Copy, from the entries below, each line in which the string "setzt" appears.

* [Record excerpts]
============

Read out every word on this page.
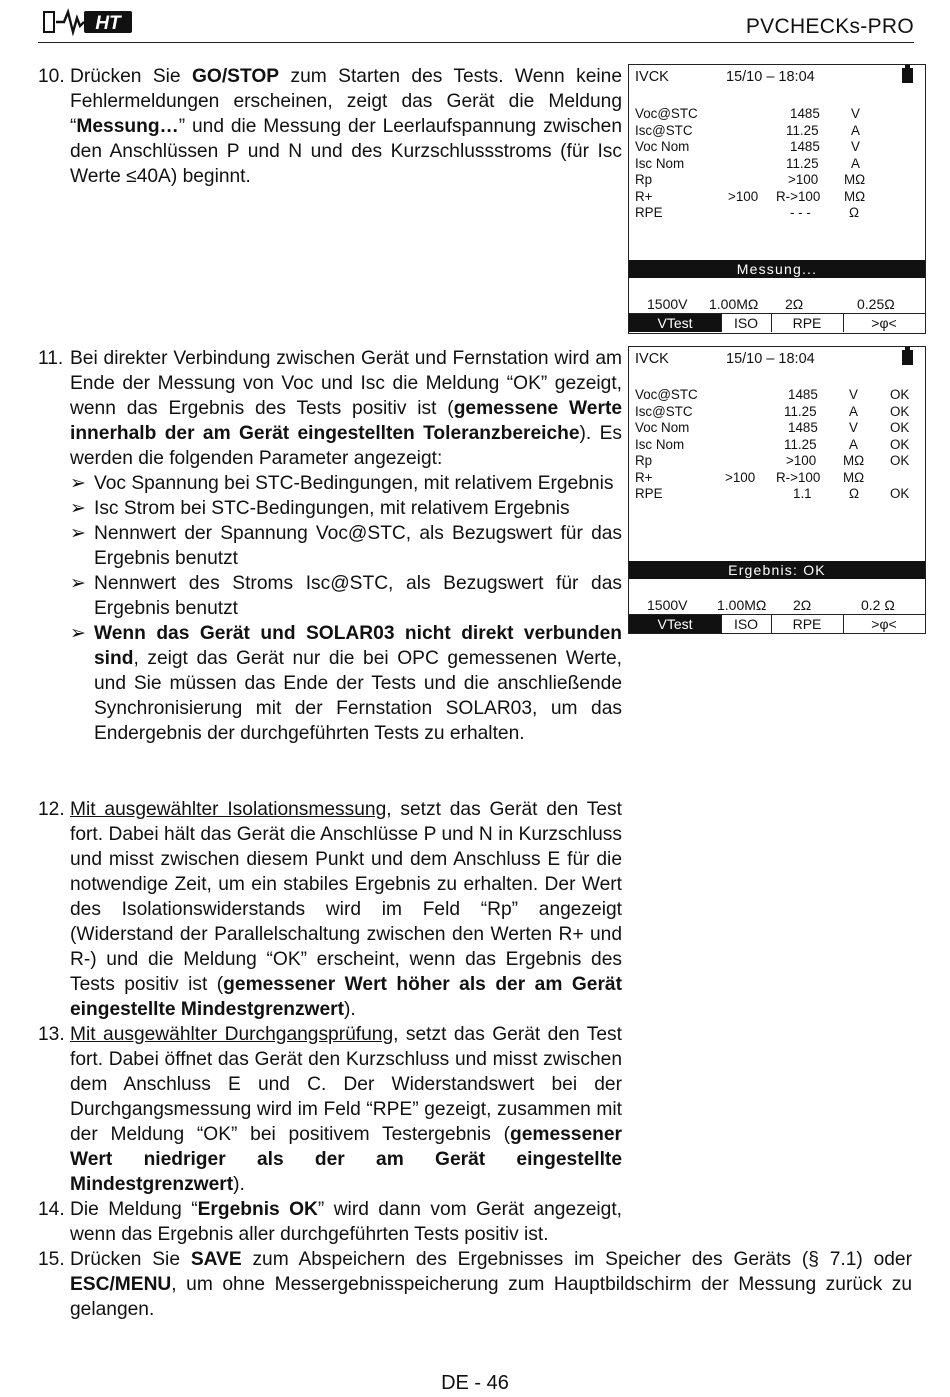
HT	PVCHECKs-PRO

10. Drücken Sie GO/STOP zum Starten des Tests. Wenn keine Fehlermeldungen erscheinen, zeigt das Gerät die Meldung “Messung…” und die Messung der Leerlaufspannung zwischen den Anschlüssen P und N und des Kurzschlussstroms (für Isc Werte ≤40A) beginnt.

IVCK	15/10 – 18:04
Voc@STC	1485 V
Isc@STC	11.25 A
Voc Nom	1485 V
Isc Nom	11.25 A
Rp	>100 MΩ
R+	>100 R->100 MΩ
RPE	- - -	Ω
Messung...
1500V 1.00MΩ 2Ω	0.25Ω
VTest	ISO	RPE	>φ<

11. Bei direkter Verbindung zwischen Gerät und Fernstation wird am Ende der Messung von Voc und Isc die Meldung “OK” gezeigt, wenn das Ergebnis des Tests positiv ist (gemessene Werte innerhalb der am Gerät eingestellten Toleranzbereiche). Es werden die folgenden Parameter angezeigt:

➢ Voc Spannung bei STC-Bedingungen, mit relativem Ergebnis

➢ Isc Strom bei STC-Bedingungen, mit relativem Ergebnis

➢ Nennwert der Spannung Voc@STC, als Bezugswert für das Ergebnis benutzt

➢ Nennwert des Stroms Isc@STC, als Bezugswert für das Ergebnis benutzt

➢ Wenn das Gerät und SOLAR03 nicht direkt verbunden sind, zeigt das Gerät nur die bei OPC gemessenen Werte, und Sie müssen das Ende der Tests und die anschließende Synchronisierung mit der Fernstation SOLAR03, um das Endergebnis der durchgeführten Tests zu erhalten.

IVCK	15/10 – 18:04
Voc@STC	1485 V OK
Isc@STC	11.25 A OK
Voc Nom	1485 V OK
Isc Nom	11.25 A OK
Rp	>100 MΩ OK
R+	>100 R->100 MΩ
RPE	1.1	Ω OK
Ergebnis: OK
1500V 1.00MΩ 2Ω	0.2 Ω
VTest	ISO	RPE	>φ<

12. Mit ausgewählter Isolationsmessung, setzt das Gerät den Test fort. Dabei hält das Gerät die Anschlüsse P und N in Kurzschluss und misst zwischen diesem Punkt und dem Anschluss E für die notwendige Zeit, um ein stabiles Ergebnis zu erhalten. Der Wert des Isolationswiderstands wird im Feld “Rp” angezeigt (Widerstand der Parallelschaltung zwischen den Werten R+ und R-) und die Meldung “OK” erscheint, wenn das Ergebnis des Tests positiv ist (gemessener Wert höher als der am Gerät eingestellte Mindestgrenzwert).

13. Mit ausgewählter Durchgangsprüfung, setzt das Gerät den Test fort. Dabei öffnet das Gerät den Kurzschluss und misst zwischen dem Anschluss E und C. Der Widerstandswert bei der Durchgangsmessung wird im Feld “RPE” gezeigt, zusammen mit der Meldung “OK” bei positivem Testergebnis (gemessener Wert niedriger als der am Gerät eingestellte Mindestgrenzwert).

14. Die Meldung “Ergebnis OK” wird dann vom Gerät angezeigt, wenn das Ergebnis aller durchgeführten Tests positiv ist.

15. Drücken Sie SAVE zum Abspeichern des Ergebnisses im Speicher des Geräts (§ 7.1) oder ESC/MENU, um ohne Messergebnisspeicherung zum Hauptbildschirm der Messung zurück zu gelangen.

DE - 46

============

* [Response]
12. Mit ausgewählter Isolationsmessung, setzt das Gerät den Test fort. Dabei hält das Gerät die Anschlüsse P und N in Kurzschluss und misst zwischen diesem Punkt und dem Anschluss E für die notwendige Zeit, um ein stabiles Ergebnis zu erhalten. Der Wert des Isolationswiderstands wird im Feld “Rp” angezeigt (Widerstand der Parallelschaltung zwischen den Werten R+ und R-) und die Meldung “OK” erscheint, wenn das Ergebnis des Tests positiv ist (gemessener Wert höher als der am Gerät eingestellte Mindestgrenzwert).
13. Mit ausgewählter Durchgangsprüfung, setzt das Gerät den Test fort. Dabei öffnet das Gerät den Kurzschluss und misst zwischen dem Anschluss E und C. Der Widerstandswert bei der Durchgangsmessung wird im Feld “RPE” gezeigt, zusammen mit der Meldung “OK” bei positivem Testergebnis (gemessener Wert niedriger als der am Gerät eingestellte Mindestgrenzwert).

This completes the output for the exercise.